--- START Dataset extract ---

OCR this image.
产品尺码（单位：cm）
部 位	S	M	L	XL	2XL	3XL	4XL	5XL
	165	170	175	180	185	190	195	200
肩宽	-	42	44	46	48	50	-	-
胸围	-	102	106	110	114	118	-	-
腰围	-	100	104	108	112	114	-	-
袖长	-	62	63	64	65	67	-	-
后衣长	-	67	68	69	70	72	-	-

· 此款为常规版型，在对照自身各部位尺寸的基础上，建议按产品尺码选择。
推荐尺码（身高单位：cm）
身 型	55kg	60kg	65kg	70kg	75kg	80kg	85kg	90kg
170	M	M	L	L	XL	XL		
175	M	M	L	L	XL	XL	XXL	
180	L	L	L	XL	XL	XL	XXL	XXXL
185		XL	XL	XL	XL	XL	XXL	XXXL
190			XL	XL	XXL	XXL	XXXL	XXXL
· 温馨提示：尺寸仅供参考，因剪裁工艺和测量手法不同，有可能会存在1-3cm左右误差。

--- END Dataset extract ---

Task description >>
The records above are to be copied in full, exactly as written.

Final answer >>
OCR this image.
产品尺码（单位：cm）
部 位	S	M	L	XL	2XL	3XL	4XL	5XL
	165	170	175	180	185	190	195	200
肩宽	-	42	44	46	48	50	-	-
胸围	-	102	106	110	114	118	-	-
腰围	-	100	104	108	112	114	-	-
袖长	-	62	63	64	65	67	-	-
后衣长	-	67	68	69	70	72	-	-

· 此款为常规版型，在对照自身各部位尺寸的基础上，建议按产品尺码选择。
推荐尺码（身高单位：cm）
身 型	55kg	60kg	65kg	70kg	75kg	80kg	85kg	90kg
170	M	M	L	L	XL	XL		
175	M	M	L	L	XL	XL	XXL	
180	L	L	L	XL	XL	XL	XXL	XXXL
185		XL	XL	XL	XL	XL	XXL	XXXL
190			XL	XL	XXL	XXL	XXXL	XXXL
· 温馨提示：尺寸仅供参考，因剪裁工艺和测量手法不同，有可能会存在1-3cm左右误差。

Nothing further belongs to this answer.